▶ **Exercise description**
Make an exact transcription of the material, leaving out all images.

* start *

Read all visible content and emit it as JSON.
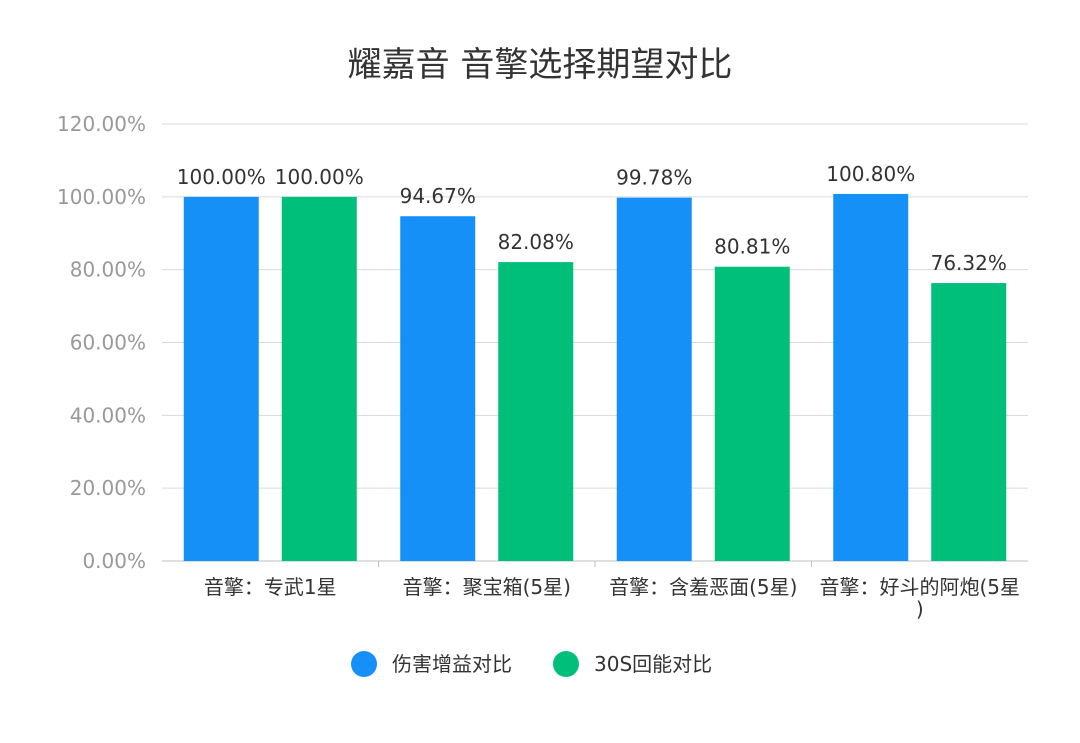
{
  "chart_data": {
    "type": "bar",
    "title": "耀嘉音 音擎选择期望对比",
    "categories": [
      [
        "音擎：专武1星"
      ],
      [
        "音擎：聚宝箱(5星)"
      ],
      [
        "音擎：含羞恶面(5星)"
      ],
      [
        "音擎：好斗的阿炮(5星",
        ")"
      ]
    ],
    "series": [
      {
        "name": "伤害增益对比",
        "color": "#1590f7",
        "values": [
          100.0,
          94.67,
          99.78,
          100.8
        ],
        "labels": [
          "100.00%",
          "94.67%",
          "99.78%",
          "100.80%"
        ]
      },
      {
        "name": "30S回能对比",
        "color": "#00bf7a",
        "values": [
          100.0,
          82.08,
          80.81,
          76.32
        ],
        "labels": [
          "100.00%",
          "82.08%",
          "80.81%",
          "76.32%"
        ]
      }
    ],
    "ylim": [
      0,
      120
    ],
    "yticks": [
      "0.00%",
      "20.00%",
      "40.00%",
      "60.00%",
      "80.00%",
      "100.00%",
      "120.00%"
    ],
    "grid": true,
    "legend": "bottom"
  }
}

* end *

▶ **Answer**
Read all visible content and emit it as JSON.
{
  "chart_data": {
    "type": "bar",
    "title": "耀嘉音 音擎选择期望对比",
    "categories": [
      [
        "音擎：专武1星"
      ],
      [
        "音擎：聚宝箱(5星)"
      ],
      [
        "音擎：含羞恶面(5星)"
      ],
      [
        "音擎：好斗的阿炮(5星",
        ")"
      ]
    ],
    "series": [
      {
        "name": "伤害增益对比",
        "color": "#1590f7",
        "values": [
          100.0,
          94.67,
          99.78,
          100.8
        ],
        "labels": [
          "100.00%",
          "94.67%",
          "99.78%",
          "100.80%"
        ]
      },
      {
        "name": "30S回能对比",
        "color": "#00bf7a",
        "values": [
          100.0,
          82.08,
          80.81,
          76.32
        ],
        "labels": [
          "100.00%",
          "82.08%",
          "80.81%",
          "76.32%"
        ]
      }
    ],
    "ylim": [
      0,
      120
    ],
    "yticks": [
      "0.00%",
      "20.00%",
      "40.00%",
      "60.00%",
      "80.00%",
      "100.00%",
      "120.00%"
    ],
    "grid": true,
    "legend": "bottom"
  }
}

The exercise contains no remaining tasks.